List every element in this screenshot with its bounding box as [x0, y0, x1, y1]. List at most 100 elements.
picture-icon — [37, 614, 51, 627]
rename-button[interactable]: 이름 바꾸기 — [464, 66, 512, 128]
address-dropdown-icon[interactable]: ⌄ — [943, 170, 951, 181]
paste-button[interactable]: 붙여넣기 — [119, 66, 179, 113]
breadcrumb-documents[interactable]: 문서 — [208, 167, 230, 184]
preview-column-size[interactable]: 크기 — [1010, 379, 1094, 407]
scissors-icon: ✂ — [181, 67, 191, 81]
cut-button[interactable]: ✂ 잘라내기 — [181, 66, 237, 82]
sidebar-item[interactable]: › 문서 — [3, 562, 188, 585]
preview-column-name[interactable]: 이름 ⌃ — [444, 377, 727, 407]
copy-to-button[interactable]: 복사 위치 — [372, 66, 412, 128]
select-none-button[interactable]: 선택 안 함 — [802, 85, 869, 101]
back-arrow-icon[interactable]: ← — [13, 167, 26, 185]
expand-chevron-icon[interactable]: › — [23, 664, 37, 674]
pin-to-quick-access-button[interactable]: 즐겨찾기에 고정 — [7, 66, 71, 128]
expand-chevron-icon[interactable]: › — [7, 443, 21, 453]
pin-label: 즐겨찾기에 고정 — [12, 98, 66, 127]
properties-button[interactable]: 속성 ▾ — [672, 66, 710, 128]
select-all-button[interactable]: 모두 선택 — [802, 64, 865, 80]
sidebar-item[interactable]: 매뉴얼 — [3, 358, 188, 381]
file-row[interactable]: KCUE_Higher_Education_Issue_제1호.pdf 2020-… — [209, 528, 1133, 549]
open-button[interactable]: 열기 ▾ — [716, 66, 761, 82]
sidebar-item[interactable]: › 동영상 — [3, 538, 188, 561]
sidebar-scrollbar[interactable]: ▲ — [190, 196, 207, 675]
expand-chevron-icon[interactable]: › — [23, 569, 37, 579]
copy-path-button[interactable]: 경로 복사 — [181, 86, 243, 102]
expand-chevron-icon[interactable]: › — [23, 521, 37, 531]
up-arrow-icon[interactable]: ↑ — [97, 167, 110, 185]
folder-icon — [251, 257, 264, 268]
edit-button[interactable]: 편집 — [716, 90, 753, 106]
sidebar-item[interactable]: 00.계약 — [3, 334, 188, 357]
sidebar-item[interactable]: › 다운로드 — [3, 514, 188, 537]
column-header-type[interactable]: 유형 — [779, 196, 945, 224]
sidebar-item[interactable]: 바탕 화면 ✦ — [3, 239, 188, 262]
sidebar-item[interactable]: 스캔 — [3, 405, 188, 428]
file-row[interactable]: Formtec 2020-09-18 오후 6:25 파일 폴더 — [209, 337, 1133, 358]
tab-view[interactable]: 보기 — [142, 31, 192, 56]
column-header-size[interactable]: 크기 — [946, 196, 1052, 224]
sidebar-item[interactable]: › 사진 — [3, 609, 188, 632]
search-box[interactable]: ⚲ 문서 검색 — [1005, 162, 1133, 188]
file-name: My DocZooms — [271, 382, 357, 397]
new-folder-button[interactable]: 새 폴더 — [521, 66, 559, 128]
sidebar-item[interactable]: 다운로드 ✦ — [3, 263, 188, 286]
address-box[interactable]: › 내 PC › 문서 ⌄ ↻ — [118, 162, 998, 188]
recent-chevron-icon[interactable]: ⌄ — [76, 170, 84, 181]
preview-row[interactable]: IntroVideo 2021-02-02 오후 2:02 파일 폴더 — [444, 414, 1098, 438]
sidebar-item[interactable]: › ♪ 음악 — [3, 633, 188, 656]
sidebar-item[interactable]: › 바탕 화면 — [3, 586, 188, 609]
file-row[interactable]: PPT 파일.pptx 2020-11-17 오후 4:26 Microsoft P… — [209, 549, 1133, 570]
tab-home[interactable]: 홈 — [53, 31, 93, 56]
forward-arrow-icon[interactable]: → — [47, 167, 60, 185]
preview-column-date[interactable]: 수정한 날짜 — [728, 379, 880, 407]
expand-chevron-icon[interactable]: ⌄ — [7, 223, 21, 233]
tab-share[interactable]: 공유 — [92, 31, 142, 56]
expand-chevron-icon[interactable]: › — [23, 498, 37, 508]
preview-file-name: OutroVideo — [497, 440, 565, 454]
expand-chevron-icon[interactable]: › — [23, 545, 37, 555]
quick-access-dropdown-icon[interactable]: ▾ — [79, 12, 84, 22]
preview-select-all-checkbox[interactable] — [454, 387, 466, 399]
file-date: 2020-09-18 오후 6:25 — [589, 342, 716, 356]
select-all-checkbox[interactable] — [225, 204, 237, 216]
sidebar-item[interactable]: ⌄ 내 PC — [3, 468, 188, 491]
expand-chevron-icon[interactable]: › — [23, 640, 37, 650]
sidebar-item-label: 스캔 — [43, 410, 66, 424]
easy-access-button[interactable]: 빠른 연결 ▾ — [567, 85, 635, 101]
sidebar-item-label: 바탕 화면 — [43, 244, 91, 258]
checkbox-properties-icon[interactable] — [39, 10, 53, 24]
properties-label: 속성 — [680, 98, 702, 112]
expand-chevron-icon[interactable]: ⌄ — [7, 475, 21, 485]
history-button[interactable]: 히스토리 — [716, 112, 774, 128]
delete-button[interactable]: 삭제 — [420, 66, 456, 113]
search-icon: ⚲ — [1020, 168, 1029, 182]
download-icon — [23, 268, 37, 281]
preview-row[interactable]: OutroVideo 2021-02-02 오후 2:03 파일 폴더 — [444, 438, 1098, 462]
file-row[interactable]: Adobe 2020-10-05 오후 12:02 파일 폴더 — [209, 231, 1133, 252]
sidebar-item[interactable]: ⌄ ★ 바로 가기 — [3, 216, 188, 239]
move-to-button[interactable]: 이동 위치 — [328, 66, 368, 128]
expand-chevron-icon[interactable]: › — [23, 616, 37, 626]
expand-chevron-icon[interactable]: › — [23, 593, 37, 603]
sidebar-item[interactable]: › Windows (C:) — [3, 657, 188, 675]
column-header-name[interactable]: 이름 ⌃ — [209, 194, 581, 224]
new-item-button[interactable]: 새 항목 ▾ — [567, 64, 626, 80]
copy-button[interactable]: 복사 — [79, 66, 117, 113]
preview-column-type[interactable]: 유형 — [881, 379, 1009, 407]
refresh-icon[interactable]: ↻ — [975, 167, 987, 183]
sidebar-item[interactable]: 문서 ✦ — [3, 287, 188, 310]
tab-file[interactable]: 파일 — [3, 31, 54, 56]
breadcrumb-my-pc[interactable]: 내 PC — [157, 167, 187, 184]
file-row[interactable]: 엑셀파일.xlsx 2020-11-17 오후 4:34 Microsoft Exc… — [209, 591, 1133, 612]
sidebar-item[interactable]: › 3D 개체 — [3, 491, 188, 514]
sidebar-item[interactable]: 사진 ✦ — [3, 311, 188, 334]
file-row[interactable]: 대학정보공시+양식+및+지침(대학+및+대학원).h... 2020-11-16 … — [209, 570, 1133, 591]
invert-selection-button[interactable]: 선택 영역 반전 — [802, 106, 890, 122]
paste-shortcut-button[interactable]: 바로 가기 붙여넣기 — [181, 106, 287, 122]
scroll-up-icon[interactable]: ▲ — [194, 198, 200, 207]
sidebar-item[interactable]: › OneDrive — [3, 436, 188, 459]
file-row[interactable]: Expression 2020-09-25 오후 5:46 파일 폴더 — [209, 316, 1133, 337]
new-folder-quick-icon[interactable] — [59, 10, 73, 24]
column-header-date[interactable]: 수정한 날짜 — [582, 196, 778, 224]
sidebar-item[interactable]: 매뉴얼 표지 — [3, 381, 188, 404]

---*---

Set problem:
Please turn the entries above into a Markdown table with two columns, Row and Line, where Row numbers each line in order and Line holds its text; skip any blank lines.

Solution below:
| Row | Line |
|---|---|
| 1 | List every element in this screenshot with its bounding box as [x0, y0, x1, y1]. List at most 100 elements. |
| 2 | picture-icon — [37, 614, 51, 627] |
| 3 | rename-button[interactable]: 이름 바꾸기 — [464, 66, 512, 128] |
| 4 | address-dropdown-icon[interactable]: ⌄ — [943, 170, 951, 181] |
| 5 | paste-button[interactable]: 붙여넣기 — [119, 66, 179, 113] |
| 6 | breadcrumb-documents[interactable]: 문서 — [208, 167, 230, 184] |
| 7 | preview-column-size[interactable]: 크기 — [1010, 379, 1094, 407] |
| 8 | scissors-icon: ✂ — [181, 67, 191, 81] |
| 9 | cut-button[interactable]: ✂ 잘라내기 — [181, 66, 237, 82] |
| 10 | sidebar-item[interactable]: › 문서 — [3, 562, 188, 585] |
| 11 | preview-column-name[interactable]: 이름 ⌃ — [444, 377, 727, 407] |
| 12 | copy-to-button[interactable]: 복사 위치 — [372, 66, 412, 128] |
| 13 | select-none-button[interactable]: 선택 안 함 — [802, 85, 869, 101] |
| 14 | back-arrow-icon[interactable]: ← — [13, 167, 26, 185] |
| 15 | expand-chevron-icon[interactable]: › — [23, 664, 37, 674] |
| 16 | pin-to-quick-access-button[interactable]: 즐겨찾기에 고정 — [7, 66, 71, 128] |
| 17 | expand-chevron-icon[interactable]: › — [7, 443, 21, 453] |
| 18 | pin-label: 즐겨찾기에 고정 — [12, 98, 66, 127] |
| 19 | properties-button[interactable]: 속성 ▾ — [672, 66, 710, 128] |
| 20 | select-all-button[interactable]: 모두 선택 — [802, 64, 865, 80] |
| 21 | sidebar-item[interactable]: 매뉴얼 — [3, 358, 188, 381] |
| 22 | file-row[interactable]: KCUE_Higher_Education_Issue_제1호.pdf 2020-… — [209, 528, 1133, 549] |
| 23 | open-button[interactable]: 열기 ▾ — [716, 66, 761, 82] |
| 24 | sidebar-item[interactable]: › 동영상 — [3, 538, 188, 561] |
| 25 | sidebar-scrollbar[interactable]: ▲ — [190, 196, 207, 675] |
| 26 | expand-chevron-icon[interactable]: › — [23, 569, 37, 579] |
| 27 | copy-path-button[interactable]: 경로 복사 — [181, 86, 243, 102] |
| 28 | expand-chevron-icon[interactable]: › — [23, 521, 37, 531] |
| 29 | up-arrow-icon[interactable]: ↑ — [97, 167, 110, 185] |
| 30 | folder-icon — [251, 257, 264, 268] |
| 31 | edit-button[interactable]: 편집 — [716, 90, 753, 106] |
| 32 | sidebar-item[interactable]: 00.계약 — [3, 334, 188, 357] |
| 33 | sidebar-item[interactable]: › 다운로드 — [3, 514, 188, 537] |
| 34 | column-header-type[interactable]: 유형 — [779, 196, 945, 224] |
| 35 | sidebar-item[interactable]: 바탕 화면 ✦ — [3, 239, 188, 262] |
| 36 | sidebar-item[interactable]: 스캔 — [3, 405, 188, 428] |
| 37 | file-row[interactable]: Formtec 2020-09-18 오후 6:25 파일 폴더 — [209, 337, 1133, 358] |
| 38 | tab-view[interactable]: 보기 — [142, 31, 192, 56] |
| 39 | column-header-size[interactable]: 크기 — [946, 196, 1052, 224] |
| 40 | sidebar-item[interactable]: › 사진 — [3, 609, 188, 632] |
| 41 | search-box[interactable]: ⚲ 문서 검색 — [1005, 162, 1133, 188] |
| 42 | file-name: My DocZooms — [271, 382, 357, 397] |
| 43 | new-folder-button[interactable]: 새 폴더 — [521, 66, 559, 128] |
| 44 | sidebar-item[interactable]: 다운로드 ✦ — [3, 263, 188, 286] |
| 45 | address-box[interactable]: › 내 PC › 문서 ⌄ ↻ — [118, 162, 998, 188] |
| 46 | recent-chevron-icon[interactable]: ⌄ — [76, 170, 84, 181] |
| 47 | preview-row[interactable]: IntroVideo 2021-02-02 오후 2:02 파일 폴더 — [444, 414, 1098, 438] |
| 48 | sidebar-item[interactable]: › ♪ 음악 — [3, 633, 188, 656] |
| 49 | sidebar-item[interactable]: › 바탕 화면 — [3, 586, 188, 609] |
| 50 | file-row[interactable]: PPT 파일.pptx 2020-11-17 오후 4:26 Microsoft P… — [209, 549, 1133, 570] |
| 51 | tab-home[interactable]: 홈 — [53, 31, 93, 56] |
| 52 | forward-arrow-icon[interactable]: → — [47, 167, 60, 185] |
| 53 | preview-column-date[interactable]: 수정한 날짜 — [728, 379, 880, 407] |
| 54 | expand-chevron-icon[interactable]: ⌄ — [7, 223, 21, 233] |
| 55 | tab-share[interactable]: 공유 — [92, 31, 142, 56] |
| 56 | expand-chevron-icon[interactable]: › — [23, 498, 37, 508] |
| 57 | preview-file-name: OutroVideo — [497, 440, 565, 454] |
| 58 | expand-chevron-icon[interactable]: › — [23, 545, 37, 555] |
| 59 | quick-access-dropdown-icon[interactable]: ▾ — [79, 12, 84, 22] |
| 60 | preview-select-all-checkbox[interactable] — [454, 387, 466, 399] |
| 61 | file-date: 2020-09-18 오후 6:25 — [589, 342, 716, 356] |
| 62 | select-all-checkbox[interactable] — [225, 204, 237, 216] |
| 63 | sidebar-item[interactable]: ⌄ 내 PC — [3, 468, 188, 491] |
| 64 | expand-chevron-icon[interactable]: › — [23, 640, 37, 650] |
| 65 | sidebar-item-label: 스캔 — [43, 410, 66, 424] |
| 66 | easy-access-button[interactable]: 빠른 연결 ▾ — [567, 85, 635, 101] |
| 67 | sidebar-item-label: 바탕 화면 — [43, 244, 91, 258] |
| 68 | checkbox-properties-icon[interactable] — [39, 10, 53, 24] |
| 69 | properties-label: 속성 — [680, 98, 702, 112] |
| 70 | expand-chevron-icon[interactable]: ⌄ — [7, 475, 21, 485] |
| 71 | history-button[interactable]: 히스토리 — [716, 112, 774, 128] |
| 72 | delete-button[interactable]: 삭제 — [420, 66, 456, 113] |
| 73 | search-icon: ⚲ — [1020, 168, 1029, 182] |
| 74 | download-icon — [23, 268, 37, 281] |
| 75 | preview-row[interactable]: OutroVideo 2021-02-02 오후 2:03 파일 폴더 — [444, 438, 1098, 462] |
| 76 | file-row[interactable]: Adobe 2020-10-05 오후 12:02 파일 폴더 — [209, 231, 1133, 252] |
| 77 | sidebar-item[interactable]: ⌄ ★ 바로 가기 — [3, 216, 188, 239] |
| 78 | move-to-button[interactable]: 이동 위치 — [328, 66, 368, 128] |
| 79 | expand-chevron-icon[interactable]: › — [23, 616, 37, 626] |
| 80 | expand-chevron-icon[interactable]: › — [23, 593, 37, 603] |
| 81 | sidebar-item[interactable]: › Windows (C:) — [3, 657, 188, 675] |
| 82 | column-header-name[interactable]: 이름 ⌃ — [209, 194, 581, 224] |
| 83 | new-item-button[interactable]: 새 항목 ▾ — [567, 64, 626, 80] |
| 84 | copy-button[interactable]: 복사 — [79, 66, 117, 113] |
| 85 | preview-column-type[interactable]: 유형 — [881, 379, 1009, 407] |
| 86 | refresh-icon[interactable]: ↻ — [975, 167, 987, 183] |
| 87 | sidebar-item[interactable]: 문서 ✦ — [3, 287, 188, 310] |
| 88 | tab-file[interactable]: 파일 — [3, 31, 54, 56] |
| 89 | breadcrumb-my-pc[interactable]: 내 PC — [157, 167, 187, 184] |
| 90 | file-row[interactable]: 엑셀파일.xlsx 2020-11-17 오후 4:34 Microsoft Exc… — [209, 591, 1133, 612] |
| 91 | sidebar-item[interactable]: › 3D 개체 — [3, 491, 188, 514] |
| 92 | sidebar-item[interactable]: 사진 ✦ — [3, 311, 188, 334] |
| 93 | file-row[interactable]: 대학정보공시+양식+및+지침(대학+및+대학원).h... 2020-11-16 … — [209, 570, 1133, 591] |
| 94 | invert-selection-button[interactable]: 선택 영역 반전 — [802, 106, 890, 122] |
| 95 | paste-shortcut-button[interactable]: 바로 가기 붙여넣기 — [181, 106, 287, 122] |
| 96 | scroll-up-icon[interactable]: ▲ — [194, 198, 200, 207] |
| 97 | sidebar-item[interactable]: › OneDrive — [3, 436, 188, 459] |
| 98 | file-row[interactable]: Expression 2020-09-25 오후 5:46 파일 폴더 — [209, 316, 1133, 337] |
| 99 | new-folder-quick-icon[interactable] — [59, 10, 73, 24] |
| 100 | column-header-date[interactable]: 수정한 날짜 — [582, 196, 778, 224] |
| 101 | sidebar-item[interactable]: 매뉴얼 표지 — [3, 381, 188, 404] |